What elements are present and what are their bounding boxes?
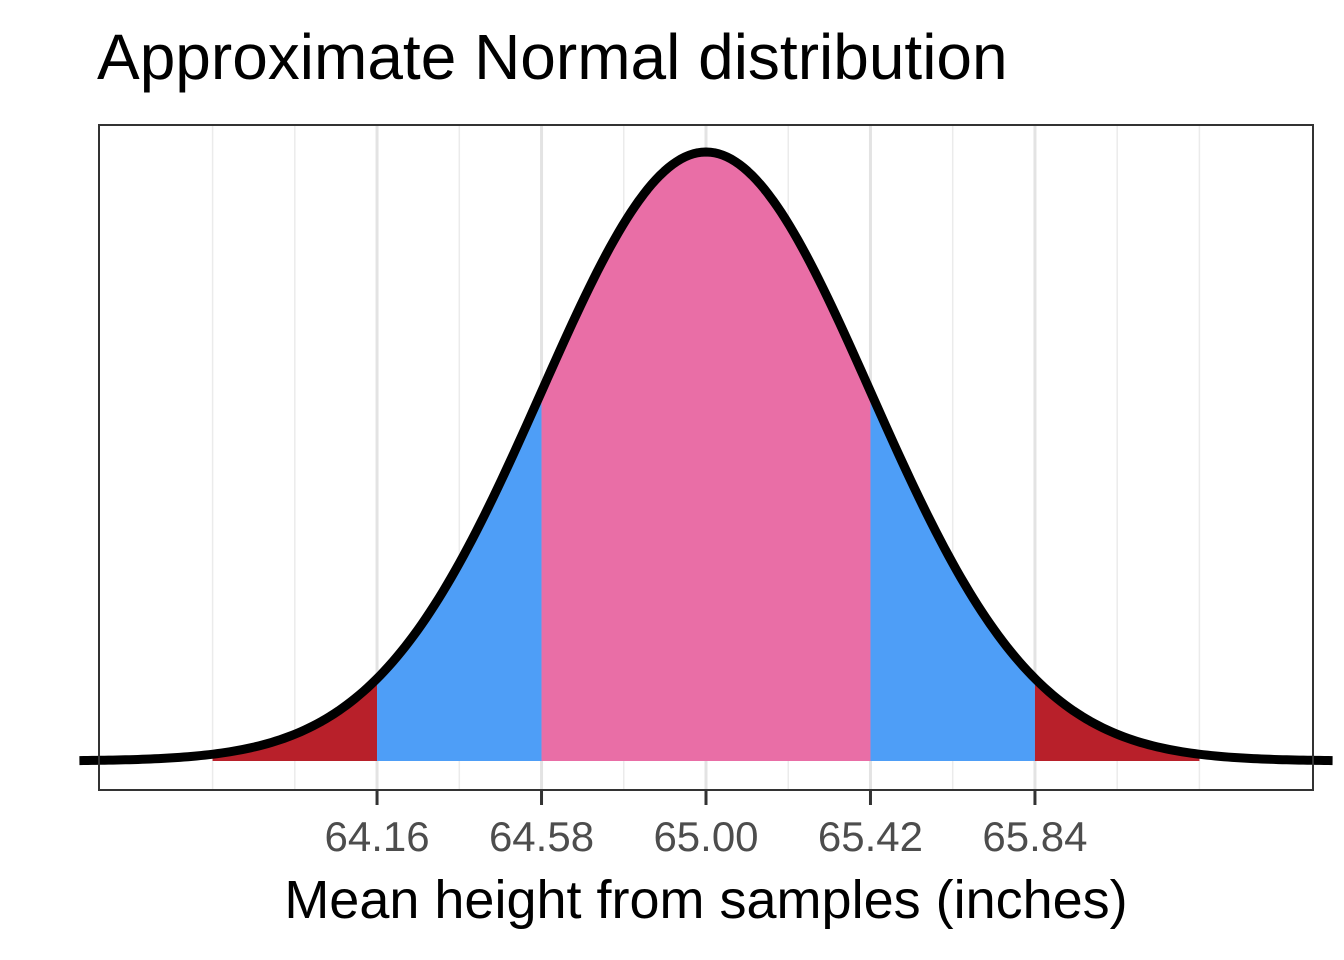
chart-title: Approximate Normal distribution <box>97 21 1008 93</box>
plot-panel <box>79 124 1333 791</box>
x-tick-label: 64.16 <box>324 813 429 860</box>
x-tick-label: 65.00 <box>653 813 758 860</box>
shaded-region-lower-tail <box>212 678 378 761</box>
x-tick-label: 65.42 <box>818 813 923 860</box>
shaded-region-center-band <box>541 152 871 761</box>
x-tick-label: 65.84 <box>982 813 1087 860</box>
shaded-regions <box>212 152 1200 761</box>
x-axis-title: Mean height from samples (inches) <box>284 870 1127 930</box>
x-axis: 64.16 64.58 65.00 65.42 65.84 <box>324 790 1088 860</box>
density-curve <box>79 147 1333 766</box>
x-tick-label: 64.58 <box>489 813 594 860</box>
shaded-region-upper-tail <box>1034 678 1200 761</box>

------

WORK INSTRUCTIONS: Reproduce, character for character, everything above from the line containing "chart-title: Approximate Normal" down to the line containing "shaded-region-lower-tail <box>212 678", including both of those lines.

EXERCISE ANSWER:
chart-title: Approximate Normal distribution <box>97 21 1008 93</box>
plot-panel <box>79 124 1333 791</box>
x-tick-label: 64.16 <box>324 813 429 860</box>
x-tick-label: 65.00 <box>653 813 758 860</box>
shaded-region-lower-tail <box>212 678 378 761</box>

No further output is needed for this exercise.